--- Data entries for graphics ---
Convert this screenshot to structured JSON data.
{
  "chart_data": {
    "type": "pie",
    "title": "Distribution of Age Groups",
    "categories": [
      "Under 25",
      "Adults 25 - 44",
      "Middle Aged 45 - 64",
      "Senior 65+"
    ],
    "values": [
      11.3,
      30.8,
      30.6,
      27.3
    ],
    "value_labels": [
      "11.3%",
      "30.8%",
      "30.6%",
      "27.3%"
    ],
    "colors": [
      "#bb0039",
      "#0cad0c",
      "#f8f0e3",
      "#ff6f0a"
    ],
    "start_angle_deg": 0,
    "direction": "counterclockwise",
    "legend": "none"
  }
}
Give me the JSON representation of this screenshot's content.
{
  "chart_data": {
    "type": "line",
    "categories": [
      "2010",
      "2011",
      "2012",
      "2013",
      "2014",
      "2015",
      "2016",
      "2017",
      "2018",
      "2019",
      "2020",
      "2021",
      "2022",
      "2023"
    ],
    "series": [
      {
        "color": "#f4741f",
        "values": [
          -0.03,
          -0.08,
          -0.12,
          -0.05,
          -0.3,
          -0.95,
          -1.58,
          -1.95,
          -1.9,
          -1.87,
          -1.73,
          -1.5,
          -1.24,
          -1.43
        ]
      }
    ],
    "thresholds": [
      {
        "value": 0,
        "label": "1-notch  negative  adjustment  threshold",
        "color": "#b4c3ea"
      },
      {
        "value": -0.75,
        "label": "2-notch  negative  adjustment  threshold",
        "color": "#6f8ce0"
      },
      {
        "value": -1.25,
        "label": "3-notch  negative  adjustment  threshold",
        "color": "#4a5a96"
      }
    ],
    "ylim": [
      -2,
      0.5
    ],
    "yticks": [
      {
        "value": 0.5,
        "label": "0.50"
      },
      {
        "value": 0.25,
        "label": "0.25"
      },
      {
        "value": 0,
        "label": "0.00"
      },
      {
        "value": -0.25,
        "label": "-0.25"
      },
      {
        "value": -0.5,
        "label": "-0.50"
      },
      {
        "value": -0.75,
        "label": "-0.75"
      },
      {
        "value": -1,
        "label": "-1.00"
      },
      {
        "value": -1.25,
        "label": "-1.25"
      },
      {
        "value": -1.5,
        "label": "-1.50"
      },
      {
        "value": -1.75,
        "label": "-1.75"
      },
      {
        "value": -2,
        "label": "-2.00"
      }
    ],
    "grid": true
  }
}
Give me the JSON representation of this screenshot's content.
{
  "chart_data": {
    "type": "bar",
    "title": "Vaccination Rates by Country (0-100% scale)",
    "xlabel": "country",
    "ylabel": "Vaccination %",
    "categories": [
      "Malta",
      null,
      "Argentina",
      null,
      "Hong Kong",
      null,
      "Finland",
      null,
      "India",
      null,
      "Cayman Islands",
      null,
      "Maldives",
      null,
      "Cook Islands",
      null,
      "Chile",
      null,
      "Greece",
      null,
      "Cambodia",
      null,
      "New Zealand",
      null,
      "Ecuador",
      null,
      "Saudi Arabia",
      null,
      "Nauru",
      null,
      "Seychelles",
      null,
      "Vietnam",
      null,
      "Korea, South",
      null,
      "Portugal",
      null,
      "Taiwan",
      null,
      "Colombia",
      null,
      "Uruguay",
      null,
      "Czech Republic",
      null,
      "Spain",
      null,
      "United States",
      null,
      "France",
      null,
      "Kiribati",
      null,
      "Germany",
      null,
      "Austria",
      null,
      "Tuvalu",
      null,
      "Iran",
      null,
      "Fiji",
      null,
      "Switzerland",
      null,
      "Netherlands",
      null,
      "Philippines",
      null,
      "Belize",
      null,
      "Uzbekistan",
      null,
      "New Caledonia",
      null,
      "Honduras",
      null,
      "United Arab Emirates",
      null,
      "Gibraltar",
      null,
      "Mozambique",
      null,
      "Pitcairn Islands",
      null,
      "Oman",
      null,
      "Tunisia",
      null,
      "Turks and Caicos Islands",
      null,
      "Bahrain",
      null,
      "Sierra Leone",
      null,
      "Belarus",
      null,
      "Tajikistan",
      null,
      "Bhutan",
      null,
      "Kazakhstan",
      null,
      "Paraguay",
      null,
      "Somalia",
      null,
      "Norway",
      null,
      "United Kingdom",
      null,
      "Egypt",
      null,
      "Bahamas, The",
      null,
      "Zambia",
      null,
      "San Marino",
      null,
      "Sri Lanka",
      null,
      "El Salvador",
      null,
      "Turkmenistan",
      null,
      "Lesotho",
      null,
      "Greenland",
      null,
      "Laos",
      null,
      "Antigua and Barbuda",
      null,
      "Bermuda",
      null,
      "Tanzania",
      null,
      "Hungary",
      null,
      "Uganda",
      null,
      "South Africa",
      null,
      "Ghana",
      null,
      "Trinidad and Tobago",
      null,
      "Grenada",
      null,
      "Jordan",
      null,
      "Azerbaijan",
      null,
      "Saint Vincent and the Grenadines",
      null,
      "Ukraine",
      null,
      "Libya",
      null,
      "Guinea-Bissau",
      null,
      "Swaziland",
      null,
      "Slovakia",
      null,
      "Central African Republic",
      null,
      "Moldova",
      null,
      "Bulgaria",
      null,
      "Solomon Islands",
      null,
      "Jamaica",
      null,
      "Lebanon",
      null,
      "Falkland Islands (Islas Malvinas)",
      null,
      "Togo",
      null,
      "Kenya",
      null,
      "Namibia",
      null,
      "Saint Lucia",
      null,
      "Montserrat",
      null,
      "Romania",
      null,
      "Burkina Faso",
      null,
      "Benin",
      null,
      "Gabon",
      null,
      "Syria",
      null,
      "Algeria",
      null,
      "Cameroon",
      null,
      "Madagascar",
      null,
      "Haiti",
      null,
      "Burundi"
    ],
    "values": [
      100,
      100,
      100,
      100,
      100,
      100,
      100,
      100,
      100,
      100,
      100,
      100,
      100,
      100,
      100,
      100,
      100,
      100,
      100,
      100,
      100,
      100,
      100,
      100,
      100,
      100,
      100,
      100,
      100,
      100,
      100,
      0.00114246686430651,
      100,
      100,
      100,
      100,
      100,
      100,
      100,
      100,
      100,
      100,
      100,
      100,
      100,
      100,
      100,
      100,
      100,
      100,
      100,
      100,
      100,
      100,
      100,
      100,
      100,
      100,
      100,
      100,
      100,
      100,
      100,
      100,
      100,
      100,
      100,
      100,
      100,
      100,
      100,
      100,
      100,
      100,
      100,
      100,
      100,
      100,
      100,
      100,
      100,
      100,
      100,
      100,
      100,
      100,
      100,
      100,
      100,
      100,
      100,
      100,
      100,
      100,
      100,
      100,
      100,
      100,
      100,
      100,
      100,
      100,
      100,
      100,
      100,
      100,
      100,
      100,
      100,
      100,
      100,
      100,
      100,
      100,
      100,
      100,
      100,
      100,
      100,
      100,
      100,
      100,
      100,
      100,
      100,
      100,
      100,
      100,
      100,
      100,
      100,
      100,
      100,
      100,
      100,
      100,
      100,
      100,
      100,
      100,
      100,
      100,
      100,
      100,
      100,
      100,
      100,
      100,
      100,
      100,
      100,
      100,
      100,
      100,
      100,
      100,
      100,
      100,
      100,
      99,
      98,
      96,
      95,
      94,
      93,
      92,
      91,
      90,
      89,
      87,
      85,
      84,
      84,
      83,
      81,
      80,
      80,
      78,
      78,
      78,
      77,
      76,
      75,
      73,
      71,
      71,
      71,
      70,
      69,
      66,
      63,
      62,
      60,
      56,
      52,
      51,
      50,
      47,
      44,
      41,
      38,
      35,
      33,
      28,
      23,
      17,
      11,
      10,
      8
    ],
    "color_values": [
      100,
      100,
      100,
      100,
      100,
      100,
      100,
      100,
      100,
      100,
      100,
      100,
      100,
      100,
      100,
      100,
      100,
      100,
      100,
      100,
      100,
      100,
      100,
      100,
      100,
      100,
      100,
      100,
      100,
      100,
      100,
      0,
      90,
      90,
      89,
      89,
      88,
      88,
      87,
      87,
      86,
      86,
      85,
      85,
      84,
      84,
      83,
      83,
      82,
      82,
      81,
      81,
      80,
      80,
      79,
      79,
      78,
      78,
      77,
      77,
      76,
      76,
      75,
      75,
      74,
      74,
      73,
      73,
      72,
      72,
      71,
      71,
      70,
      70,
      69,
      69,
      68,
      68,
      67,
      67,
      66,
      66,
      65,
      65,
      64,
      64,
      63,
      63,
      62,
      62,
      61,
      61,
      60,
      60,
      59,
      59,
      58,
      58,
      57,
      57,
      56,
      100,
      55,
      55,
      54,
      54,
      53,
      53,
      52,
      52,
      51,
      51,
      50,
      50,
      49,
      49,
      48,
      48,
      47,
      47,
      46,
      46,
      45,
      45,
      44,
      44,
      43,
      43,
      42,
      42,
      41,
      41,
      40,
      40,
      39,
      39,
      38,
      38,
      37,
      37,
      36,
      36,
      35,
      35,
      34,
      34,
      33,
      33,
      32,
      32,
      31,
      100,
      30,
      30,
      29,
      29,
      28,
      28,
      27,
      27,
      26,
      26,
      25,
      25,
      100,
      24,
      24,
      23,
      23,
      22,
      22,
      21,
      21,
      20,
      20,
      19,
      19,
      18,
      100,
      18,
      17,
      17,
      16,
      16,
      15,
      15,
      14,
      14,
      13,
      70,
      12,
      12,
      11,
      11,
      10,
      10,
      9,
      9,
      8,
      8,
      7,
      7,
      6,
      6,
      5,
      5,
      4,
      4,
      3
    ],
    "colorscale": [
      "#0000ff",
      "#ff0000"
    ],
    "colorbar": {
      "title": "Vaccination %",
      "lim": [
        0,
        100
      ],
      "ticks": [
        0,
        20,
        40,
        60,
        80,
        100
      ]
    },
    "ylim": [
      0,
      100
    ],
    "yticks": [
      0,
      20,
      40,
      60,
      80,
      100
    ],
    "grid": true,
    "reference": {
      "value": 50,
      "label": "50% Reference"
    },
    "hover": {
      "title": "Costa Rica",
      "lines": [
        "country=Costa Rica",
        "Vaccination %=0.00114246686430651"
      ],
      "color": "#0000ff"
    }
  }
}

--- EXERCISE PROMPT ---
Which lines above hold the word "Islands"? Copy each of them.

--- THE SOLUTION ---
      "Cayman Islands",
      "Cook Islands",
      "Pitcairn Islands",
      "Turks and Caicos Islands",
      "Solomon Islands",
      "Falkland Islands (Islas Malvinas)",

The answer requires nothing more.